Wednesday, April 20, 2011

The Gulf one year after oil spill

In one year after the Gulf suffered a massive oil spill, just how bad is the damage?

In this two picture combo, at left, oil smeared pelican eggs are seen in a nest on Cat Island on May 22, 2010, home to hundreds of brown pelican nests aswell at terns, gulls and roseate spoonbills, as it directly is impacted by oil from the Deepwater Horizon oil Spill in Barataria Bay, just inside the the coast of Lousiana. The photo on right, made at the same spot on April 8, 2011, show the island significantly eroded and the marsh grass and mangrove trees that pelicans nest on decimated, as the island was completely overwashed by oil and poorly maintained booms impacted it as well. (AP)

────────────────────

Transcribe the stretch of the Gulf oil spill post from "In this two" through "as well. (AP)".

────────────────────

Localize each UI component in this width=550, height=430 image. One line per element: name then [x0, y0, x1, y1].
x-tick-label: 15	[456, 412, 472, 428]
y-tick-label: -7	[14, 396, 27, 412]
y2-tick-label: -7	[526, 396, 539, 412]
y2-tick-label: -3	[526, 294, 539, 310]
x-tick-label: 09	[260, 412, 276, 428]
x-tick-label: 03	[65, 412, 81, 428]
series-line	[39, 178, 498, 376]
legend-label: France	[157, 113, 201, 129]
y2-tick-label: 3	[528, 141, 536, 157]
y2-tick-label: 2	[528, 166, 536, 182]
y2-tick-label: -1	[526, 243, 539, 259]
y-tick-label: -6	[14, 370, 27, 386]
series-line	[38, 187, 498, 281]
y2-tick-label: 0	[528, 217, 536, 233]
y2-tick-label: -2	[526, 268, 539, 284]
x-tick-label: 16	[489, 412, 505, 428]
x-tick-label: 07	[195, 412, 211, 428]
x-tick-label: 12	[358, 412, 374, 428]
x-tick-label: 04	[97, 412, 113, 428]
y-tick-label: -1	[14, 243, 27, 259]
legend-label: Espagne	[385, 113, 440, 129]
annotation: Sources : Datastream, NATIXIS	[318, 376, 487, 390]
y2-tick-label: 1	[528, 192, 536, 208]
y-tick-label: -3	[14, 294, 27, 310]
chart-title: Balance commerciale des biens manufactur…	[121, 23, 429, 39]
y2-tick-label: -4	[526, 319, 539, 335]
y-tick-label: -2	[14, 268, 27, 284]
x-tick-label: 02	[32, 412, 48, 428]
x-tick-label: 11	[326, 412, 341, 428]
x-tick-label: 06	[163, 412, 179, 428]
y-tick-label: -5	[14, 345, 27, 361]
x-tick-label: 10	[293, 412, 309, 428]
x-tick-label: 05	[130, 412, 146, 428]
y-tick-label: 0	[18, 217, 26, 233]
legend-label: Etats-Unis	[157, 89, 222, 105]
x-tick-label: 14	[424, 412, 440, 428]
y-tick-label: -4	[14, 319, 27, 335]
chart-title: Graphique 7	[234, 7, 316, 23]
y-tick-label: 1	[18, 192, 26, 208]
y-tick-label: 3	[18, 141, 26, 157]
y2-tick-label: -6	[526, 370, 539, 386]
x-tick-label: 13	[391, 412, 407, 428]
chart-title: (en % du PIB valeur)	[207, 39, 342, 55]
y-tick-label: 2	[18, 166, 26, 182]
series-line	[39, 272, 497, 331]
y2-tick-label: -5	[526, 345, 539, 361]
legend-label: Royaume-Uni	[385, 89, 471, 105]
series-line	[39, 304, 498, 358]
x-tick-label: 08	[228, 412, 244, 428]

────────────────────

**Output below:**
In this two picture combo, at left, oil smeared pelican eggs are seen in a nest on Cat Island on May 22, 2010, home to hundreds of brown pelican nests aswell at terns, gulls and roseate spoonbills, as it directly is impacted by oil from the Deepwater Horizon oil Spill in Barataria Bay, just inside the the coast of Lousiana. The photo on right, made at the same spot on April 8, 2011, show the island significantly eroded and the marsh grass and mangrove trees that pelicans nest on decimated, as the island was completely overwashed by oil and poorly maintained booms impacted it as well. (AP)